Task statement — Pictures must be dropped from the copy of the entries below; all else is returned exactly.

Extracted material —
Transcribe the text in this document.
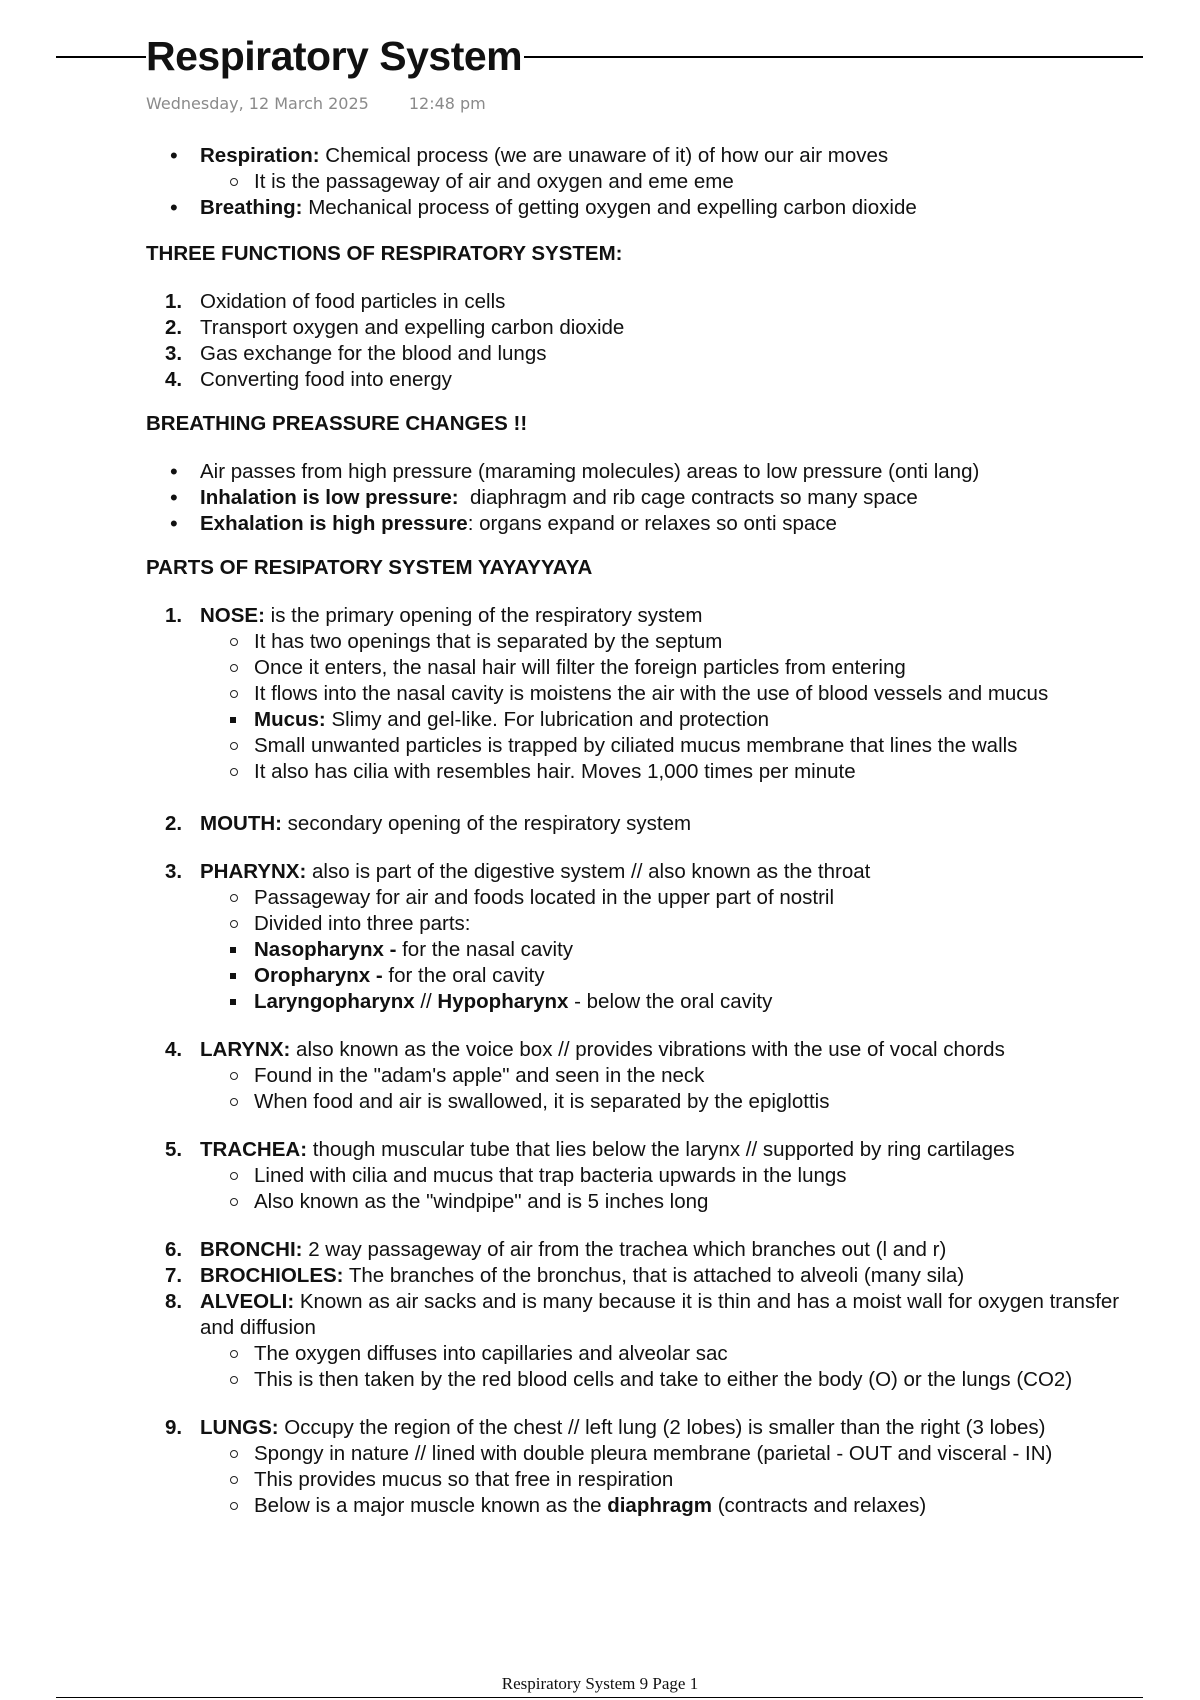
Respiratory System
Wednesday, 12 March 2025	12:48 pm
• Respiration: Chemical process (we are unaware of it) of how our air moves
It is the passageway of air and oxygen and eme eme
• Breathing: Mechanical process of getting oxygen and expelling carbon dioxide
THREE FUNCTIONS OF RESPIRATORY SYSTEM:
1. Oxidation of food particles in cells
2. Transport oxygen and expelling carbon dioxide
3. Gas exchange for the blood and lungs
4. Converting food into energy
BREATHING PREASSURE CHANGES !!
• Air passes from high pressure (maraming molecules) areas to low pressure (onti lang)
• Inhalation is low pressure:  diaphragm and rib cage contracts so many space
• Exhalation is high pressure: organs expand or relaxes so onti space
PARTS OF RESIPATORY SYSTEM YAYAYYAYA
1. NOSE: is the primary opening of the respiratory system
It has two openings that is separated by the septum
Once it enters, the nasal hair will filter the foreign particles from entering
It flows into the nasal cavity is moistens the air with the use of blood vessels and mucus
Mucus: Slimy and gel-like. For lubrication and protection
Small unwanted particles is trapped by ciliated mucus membrane that lines the walls
It also has cilia with resembles hair. Moves 1,000 times per minute
2. MOUTH: secondary opening of the respiratory system
3. PHARYNX: also is part of the digestive system // also known as the throat
Passageway for air and foods located in the upper part of nostril
Divided into three parts:
Nasopharynx - for the nasal cavity
Oropharynx - for the oral cavity
Laryngopharynx // Hypopharynx - below the oral cavity
4. LARYNX: also known as the voice box // provides vibrations with the use of vocal chords
Found in the "adam's apple" and seen in the neck
When food and air is swallowed, it is separated by the epiglottis
5. TRACHEA: though muscular tube that lies below the larynx // supported by ring cartilages
Lined with cilia and mucus that trap bacteria upwards in the lungs
Also known as the "windpipe" and is 5 inches long
6. BRONCHI: 2 way passageway of air from the trachea which branches out (l and r)
7. BROCHIOLES: The branches of the bronchus, that is attached to alveoli (many sila)
8. ALVEOLI: Known as air sacks and is many because it is thin and has a moist wall for oxygen transfer and diffusion
The oxygen diffuses into capillaries and alveolar sac
This is then taken by the red blood cells and take to either the body (O) or the lungs (CO2)
9. LUNGS: Occupy the region of the chest // left lung (2 lobes) is smaller than the right (3 lobes)
Spongy in nature // lined with double pleura membrane (parietal - OUT and visceral - IN)
This provides mucus so that free in respiration
Below is a major muscle known as the diaphragm (contracts and relaxes)
Respiratory System 9 Page 1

Response for this exercise —
Transcribe the text in this document.
Respiratory System
Wednesday, 12 March 2025	12:48 pm
• Respiration: Chemical process (we are unaware of it) of how our air moves
It is the passageway of air and oxygen and eme eme
• Breathing: Mechanical process of getting oxygen and expelling carbon dioxide
THREE FUNCTIONS OF RESPIRATORY SYSTEM:
1. Oxidation of food particles in cells
2. Transport oxygen and expelling carbon dioxide
3. Gas exchange for the blood and lungs
4. Converting food into energy
BREATHING PREASSURE CHANGES !!
• Air passes from high pressure (maraming molecules) areas to low pressure (onti lang)
• Inhalation is low pressure:  diaphragm and rib cage contracts so many space
• Exhalation is high pressure: organs expand or relaxes so onti space
PARTS OF RESIPATORY SYSTEM YAYAYYAYA
1. NOSE: is the primary opening of the respiratory system
It has two openings that is separated by the septum
Once it enters, the nasal hair will filter the foreign particles from entering
It flows into the nasal cavity is moistens the air with the use of blood vessels and mucus
Mucus: Slimy and gel-like. For lubrication and protection
Small unwanted particles is trapped by ciliated mucus membrane that lines the walls
It also has cilia with resembles hair. Moves 1,000 times per minute
2. MOUTH: secondary opening of the respiratory system
3. PHARYNX: also is part of the digestive system // also known as the throat
Passageway for air and foods located in the upper part of nostril
Divided into three parts:
Nasopharynx - for the nasal cavity
Oropharynx - for the oral cavity
Laryngopharynx // Hypopharynx - below the oral cavity
4. LARYNX: also known as the voice box // provides vibrations with the use of vocal chords
Found in the "adam's apple" and seen in the neck
When food and air is swallowed, it is separated by the epiglottis
5. TRACHEA: though muscular tube that lies below the larynx // supported by ring cartilages
Lined with cilia and mucus that trap bacteria upwards in the lungs
Also known as the "windpipe" and is 5 inches long
6. BRONCHI: 2 way passageway of air from the trachea which branches out (l and r)
7. BROCHIOLES: The branches of the bronchus, that is attached to alveoli (many sila)
8. ALVEOLI: Known as air sacks and is many because it is thin and has a moist wall for oxygen transfer and diffusion
The oxygen diffuses into capillaries and alveolar sac
This is then taken by the red blood cells and take to either the body (O) or the lungs (CO2)
9. LUNGS: Occupy the region of the chest // left lung (2 lobes) is smaller than the right (3 lobes)
Spongy in nature // lined with double pleura membrane (parietal - OUT and visceral - IN)
This provides mucus so that free in respiration
Below is a major muscle known as the diaphragm (contracts and relaxes)
Respiratory System 9 Page 1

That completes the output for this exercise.